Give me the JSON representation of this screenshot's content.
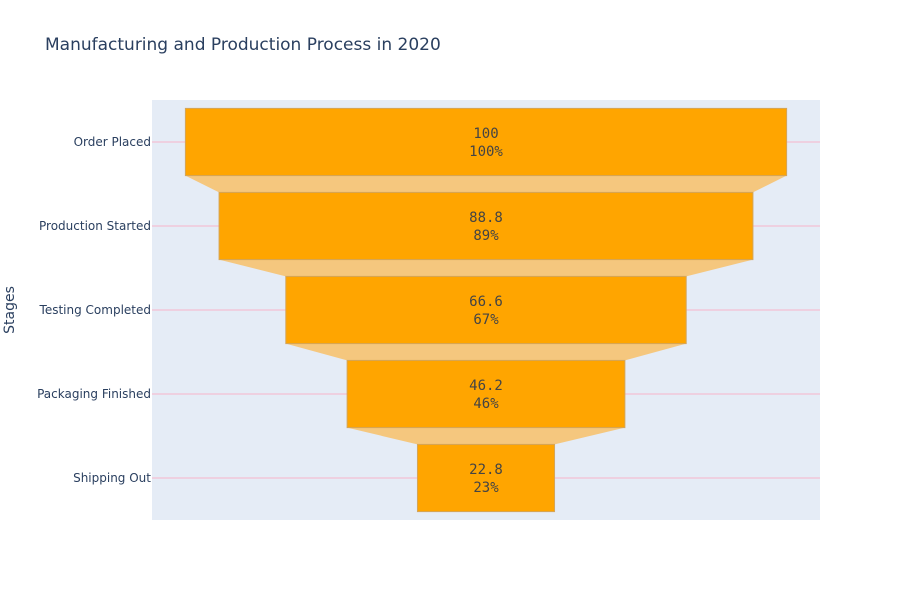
{
  "chart_data": {
    "type": "funnel",
    "title": "Manufacturing and Production Process in 2020",
    "ylabel": "Stages",
    "categories": [
      "Order Placed",
      "Production Started",
      "Testing Completed",
      "Packaging Finished",
      "Shipping Out"
    ],
    "values": [
      100,
      88.8,
      66.6,
      46.2,
      22.8
    ],
    "percent_labels": [
      "100%",
      "89%",
      "67%",
      "46%",
      "23%"
    ],
    "value_labels": [
      "100",
      "88.8",
      "66.6",
      "46.2",
      "22.8"
    ],
    "colors": {
      "bar": "#ffa500",
      "bar_border": "#d4a55a",
      "connector": "#f5c77e",
      "plot_bg": "#e5ecf6",
      "gridline": "#f2c6d8"
    }
  }
}
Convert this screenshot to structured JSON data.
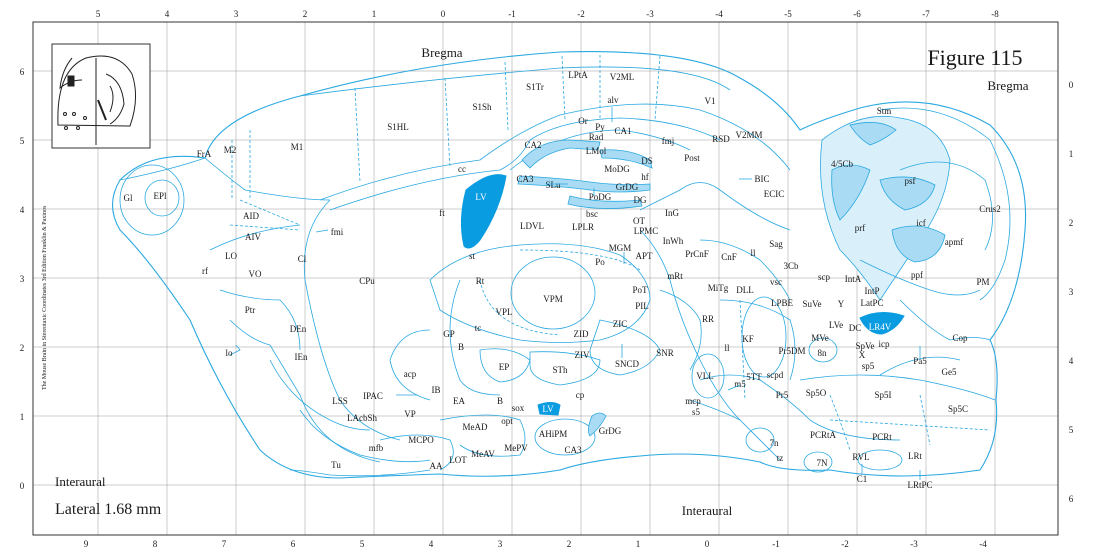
{
  "figure": {
    "title": "Figure 115",
    "lateral": "Lateral 1.68 mm",
    "bregma_top": "Bregma",
    "bregma_right": "Bregma",
    "interaural_left": "Interaural",
    "interaural_bottom": "Interaural",
    "credit": "The Mouse Brain in Stereotaxic Coordinates 3rd Edition Franklin & Paxinos"
  },
  "axes": {
    "top": [
      "5",
      "4",
      "3",
      "2",
      "1",
      "0",
      "-1",
      "-2",
      "-3",
      "-4",
      "-5",
      "-6",
      "-7",
      "-8"
    ],
    "bottom": [
      "9",
      "8",
      "7",
      "6",
      "5",
      "4",
      "3",
      "2",
      "1",
      "0",
      "-1",
      "-2",
      "-3",
      "-4"
    ],
    "left": [
      "6",
      "5",
      "4",
      "3",
      "2",
      "1",
      "0"
    ],
    "right": [
      "0",
      "1",
      "2",
      "3",
      "4",
      "5",
      "6"
    ]
  },
  "regions": {
    "Bregma_c": "Bregma",
    "S1Sh": "S1Sh",
    "S1Tr": "S1Tr",
    "LPtA": "LPtA",
    "V2ML": "V2ML",
    "V1": "V1",
    "S1HL": "S1HL",
    "M1": "M1",
    "M2": "M2",
    "FrA": "FrA",
    "Gl": "Gl",
    "EPl": "EPl",
    "cc": "cc",
    "alv": "alv",
    "Or": "Or",
    "Py": "Py",
    "CA1": "CA1",
    "Rad": "Rad",
    "fmj": "fmj",
    "RSD": "RSD",
    "V2MM": "V2MM",
    "Stm": "Stm",
    "CA2": "CA2",
    "LMol": "LMol",
    "MoDG": "MoDG",
    "DS": "DS",
    "Post": "Post",
    "CA3": "CA3",
    "SLu": "SLu",
    "GrDG": "GrDG",
    "hf": "hf",
    "BIC": "BIC",
    "ECIC": "ECIC",
    "LV": "LV",
    "PoDG": "PoDG",
    "DG": "DG",
    "bsc": "bsc",
    "ft": "ft",
    "InG": "InG",
    "AID": "AID",
    "fmi": "fmi",
    "LDVL": "LDVL",
    "LPLR": "LPLR",
    "LPMC": "LPMC",
    "OT": "OT",
    "AIV": "AIV",
    "InWh": "InWh",
    "Sag": "Sag",
    "MGM": "MGM",
    "LO": "LO",
    "Cl": "Cl",
    "st": "st",
    "Po": "Po",
    "APT": "APT",
    "PrCnF": "PrCnF",
    "CnF": "CnF",
    "ll_a": "ll",
    "rf": "rf",
    "VO": "VO",
    "CPu": "CPu",
    "Rt": "Rt",
    "mRt": "mRt",
    "3Cb": "3Cb",
    "VPM": "VPM",
    "PoT": "PoT",
    "MiTg": "MiTg",
    "DLL": "DLL",
    "PIL": "PIL",
    "LPBE": "LPBE",
    "Ptr": "Ptr",
    "VPL": "VPL",
    "RR": "RR",
    "DEn": "DEn",
    "ZID": "ZID",
    "ZIC": "ZIC",
    "GP": "GP",
    "tc": "tc",
    "KF": "KF",
    "B": "B",
    "ll_b": "ll",
    "Pr5DM": "Pr5DM",
    "lo": "lo",
    "IEn": "IEn",
    "ZIV": "ZIV",
    "SNR": "SNR",
    "SNCD": "SNCD",
    "EP": "EP",
    "STh": "STh",
    "acp": "acp",
    "VLL": "VLL",
    "5TT": "5TT",
    "m5": "m5",
    "LSS": "LSS",
    "IPAC": "IPAC",
    "IB": "IB",
    "EA": "EA",
    "cp": "cp",
    "mcp": "mcp",
    "Pr5": "Pr5",
    "Sp5O": "Sp5O",
    "Sp5I": "Sp5I",
    "LAcbSh": "LAcbSh",
    "VP": "VP",
    "B2": "B",
    "sox": "sox",
    "LV2": "LV",
    "s5": "s5",
    "opt": "opt",
    "MeAD": "MeAD",
    "AHiPM": "AHiPM",
    "GrDG2": "GrDG",
    "MCPO": "MCPO",
    "mfb": "mfb",
    "MePV": "MePV",
    "MeAV": "MeAV",
    "AA": "AA",
    "LOT": "LOT",
    "Tu": "Tu",
    "7n": "7n",
    "PCRtA": "PCRtA",
    "PCRt": "PCRt",
    "tz": "tz",
    "7N": "7N",
    "RVL": "RVL",
    "LRt": "LRt",
    "C1": "C1",
    "LRtPC": "LRtPC",
    "Sp5C": "Sp5C",
    "Ge5": "Ge5",
    "Pa5": "Pa5",
    "sp5": "sp5",
    "X": "X",
    "SpVe": "SpVe",
    "8n": "8n",
    "MVe": "MVe",
    "LVe": "LVe",
    "icp": "icp",
    "Cop": "Cop",
    "LR4V": "LR4V",
    "DC": "DC",
    "Y": "Y",
    "LatPC": "LatPC",
    "IntP": "IntP",
    "IntA": "IntA",
    "scp": "scp",
    "vsc": "vsc",
    "SuVe": "SuVe",
    "scpd": "scpd",
    "PM": "PM",
    "ppf": "ppf",
    "prf": "prf",
    "icf": "icf",
    "apmf": "apmf",
    "Crus2": "Crus2",
    "psf": "psf",
    "cb45": "4/5Cb",
    "scp2": "scp"
  }
}
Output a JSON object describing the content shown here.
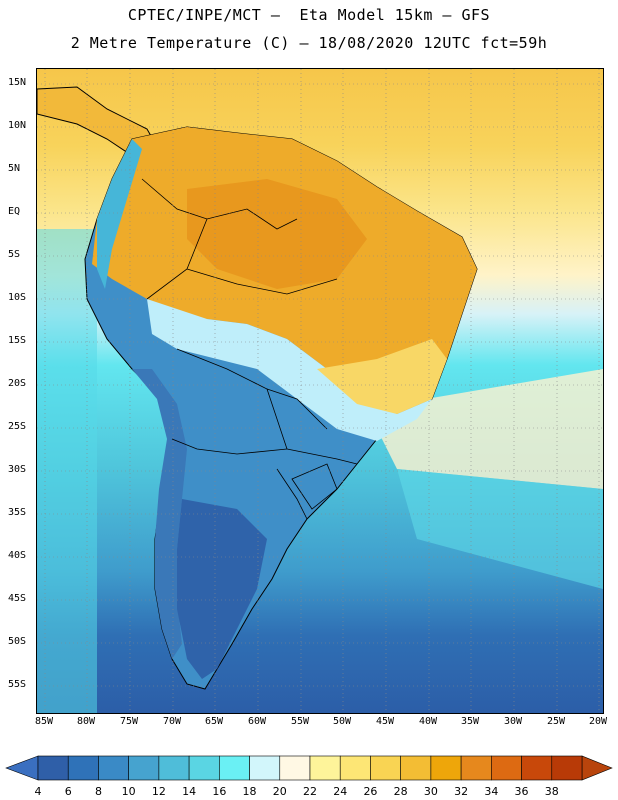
{
  "header": {
    "line1": "CPTEC/INPE/MCT –  Eta Model 15km – GFS",
    "line2": "2 Metre Temperature (C) – 18/08/2020 12UTC fct=59h"
  },
  "map": {
    "lat_ticks": [
      "15N",
      "10N",
      "5N",
      "EQ",
      "5S",
      "10S",
      "15S",
      "20S",
      "25S",
      "30S",
      "35S",
      "40S",
      "45S",
      "50S",
      "55S"
    ],
    "lon_ticks": [
      "85W",
      "80W",
      "75W",
      "70W",
      "65W",
      "60W",
      "55W",
      "50W",
      "45W",
      "40W",
      "35W",
      "30W",
      "25W",
      "20W"
    ],
    "grid": true
  },
  "colorbar": {
    "labels": [
      "4",
      "6",
      "8",
      "10",
      "12",
      "14",
      "16",
      "18",
      "20",
      "22",
      "24",
      "26",
      "28",
      "30",
      "32",
      "34",
      "36",
      "38"
    ],
    "colors": [
      "#2f5fa8",
      "#2f72b8",
      "#3a8ac6",
      "#46a3cf",
      "#4fbdd9",
      "#5ad5e3",
      "#6af0f4",
      "#d2f6fb",
      "#fff8e4",
      "#fef49a",
      "#fde675",
      "#f9d453",
      "#f3bd34",
      "#eea60a",
      "#e6881d",
      "#dd6a12",
      "#c8480a",
      "#b83a07"
    ],
    "low_color": "#3a6fc0",
    "high_color": "#b8440c"
  }
}
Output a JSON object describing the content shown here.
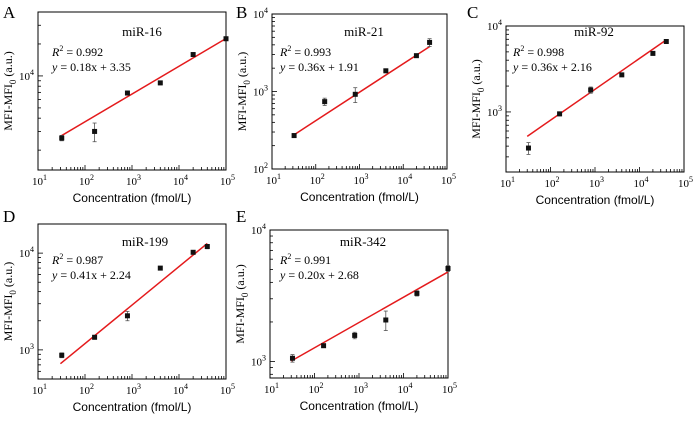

* WRITTEN PROBLEM
Report the number of lines in the listing above that include the word "this", and nothing else.

* ANSWER
2